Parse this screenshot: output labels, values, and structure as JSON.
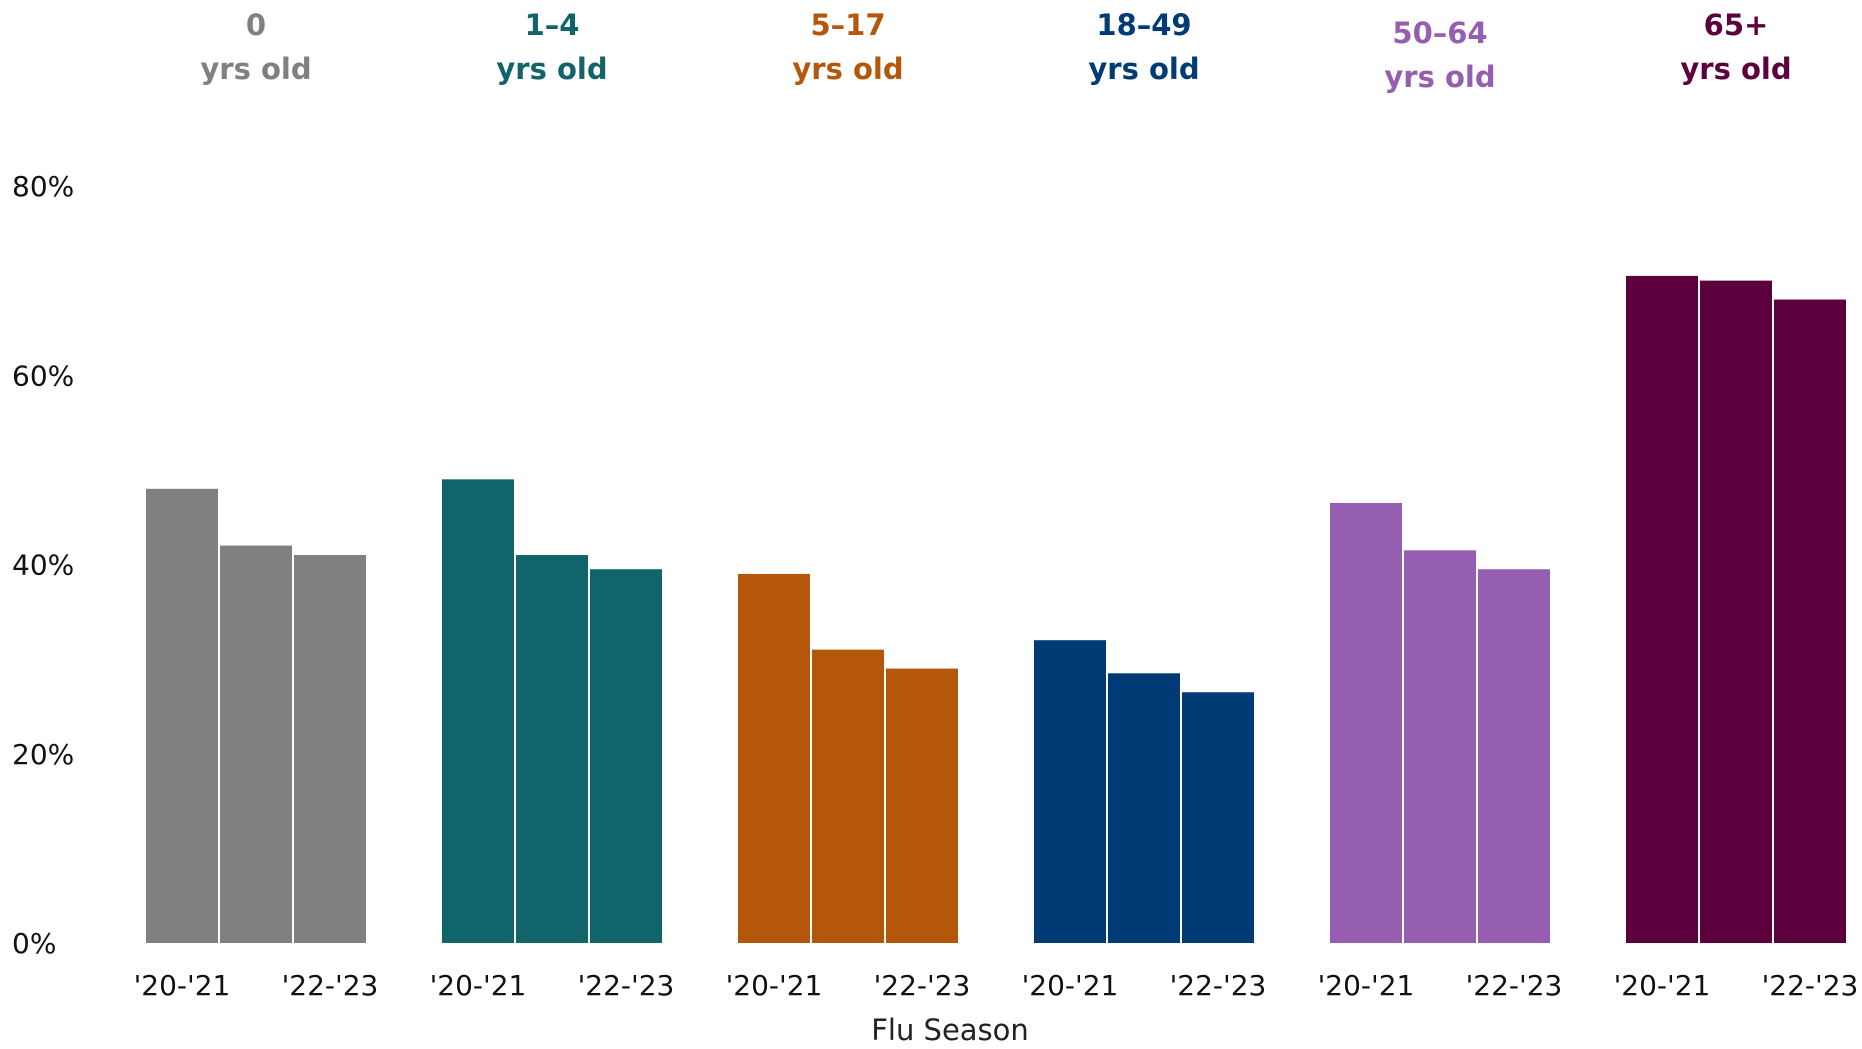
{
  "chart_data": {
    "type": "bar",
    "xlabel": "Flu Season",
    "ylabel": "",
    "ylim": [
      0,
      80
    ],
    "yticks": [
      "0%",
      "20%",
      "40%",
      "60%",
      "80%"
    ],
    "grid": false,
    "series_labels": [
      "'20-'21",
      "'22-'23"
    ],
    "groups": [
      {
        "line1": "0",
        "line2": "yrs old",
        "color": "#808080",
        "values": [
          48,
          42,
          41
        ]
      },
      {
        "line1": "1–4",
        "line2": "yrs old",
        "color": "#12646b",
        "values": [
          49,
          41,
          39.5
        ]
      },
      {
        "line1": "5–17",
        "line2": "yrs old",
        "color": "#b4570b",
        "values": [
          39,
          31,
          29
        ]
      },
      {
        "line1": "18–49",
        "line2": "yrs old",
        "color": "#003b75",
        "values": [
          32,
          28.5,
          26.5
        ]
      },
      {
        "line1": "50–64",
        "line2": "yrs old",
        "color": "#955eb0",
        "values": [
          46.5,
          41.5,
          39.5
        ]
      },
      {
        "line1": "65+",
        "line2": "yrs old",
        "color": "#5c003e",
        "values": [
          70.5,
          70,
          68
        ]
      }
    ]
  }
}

● ● ● ●

YOUR GOAL: Search the entries for the word "color" and copy every line that has it.

WORKED SOLUTION:
        "color": "#808080",
        "color": "#12646b",
        "color": "#b4570b",
        "color": "#003b75",
        "color": "#955eb0",
        "color": "#5c003e",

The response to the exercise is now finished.